**The problem**:
List each line of the data that holds the string "time".

**Working data**:

==================================================

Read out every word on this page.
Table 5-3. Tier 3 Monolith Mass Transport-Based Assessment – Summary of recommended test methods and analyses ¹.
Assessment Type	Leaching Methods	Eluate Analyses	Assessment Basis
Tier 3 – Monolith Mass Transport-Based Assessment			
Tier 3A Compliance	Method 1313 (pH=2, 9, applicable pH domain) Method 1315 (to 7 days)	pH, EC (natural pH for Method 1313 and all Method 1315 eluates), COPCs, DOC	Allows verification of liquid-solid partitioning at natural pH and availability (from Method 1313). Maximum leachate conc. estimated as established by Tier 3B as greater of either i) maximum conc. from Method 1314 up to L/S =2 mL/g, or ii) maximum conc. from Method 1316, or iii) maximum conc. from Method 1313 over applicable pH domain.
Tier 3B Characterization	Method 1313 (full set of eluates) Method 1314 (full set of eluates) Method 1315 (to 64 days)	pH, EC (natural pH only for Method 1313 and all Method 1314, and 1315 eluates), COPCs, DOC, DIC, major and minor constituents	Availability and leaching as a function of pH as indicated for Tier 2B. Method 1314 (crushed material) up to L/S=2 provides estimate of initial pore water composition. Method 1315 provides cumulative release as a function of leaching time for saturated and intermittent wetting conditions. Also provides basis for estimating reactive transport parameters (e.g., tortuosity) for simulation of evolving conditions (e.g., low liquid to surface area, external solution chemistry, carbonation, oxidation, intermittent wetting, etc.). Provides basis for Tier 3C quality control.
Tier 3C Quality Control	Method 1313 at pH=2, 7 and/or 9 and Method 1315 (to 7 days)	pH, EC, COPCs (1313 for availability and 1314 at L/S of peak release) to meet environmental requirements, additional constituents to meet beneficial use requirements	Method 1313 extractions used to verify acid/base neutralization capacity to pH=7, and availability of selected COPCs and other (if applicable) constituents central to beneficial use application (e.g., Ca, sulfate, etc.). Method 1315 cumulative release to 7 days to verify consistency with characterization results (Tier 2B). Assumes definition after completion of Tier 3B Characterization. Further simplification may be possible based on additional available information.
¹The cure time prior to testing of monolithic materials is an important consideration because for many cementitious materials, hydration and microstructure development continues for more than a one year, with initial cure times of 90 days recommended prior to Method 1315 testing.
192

==================================================

**Response for this exercise**:
Tier 3B Characterization	Method 1313 (full set of eluates) Method 1314 (full set of eluates) Method 1315 (to 64 days)	pH, EC (natural pH only for Method 1313 and all Method 1314, and 1315 eluates), COPCs, DOC, DIC, major and minor constituents	Availability and leaching as a function of pH as indicated for Tier 2B. Method 1314 (crushed material) up to L/S=2 provides estimate of initial pore water composition. Method 1315 provides cumulative release as a function of leaching time for saturated and intermittent wetting conditions. Also provides basis for estimating reactive transport parameters (e.g., tortuosity) for simulation of evolving conditions (e.g., low liquid to surface area, external solution chemistry, carbonation, oxidation, intermittent wetting, etc.). Provides basis for Tier 3C quality control.
¹The cure time prior to testing of monolithic materials is an important consideration because for many cementitious materials, hydration and microstructure development continues for more than a one year, with initial cure times of 90 days recommended prior to Method 1315 testing.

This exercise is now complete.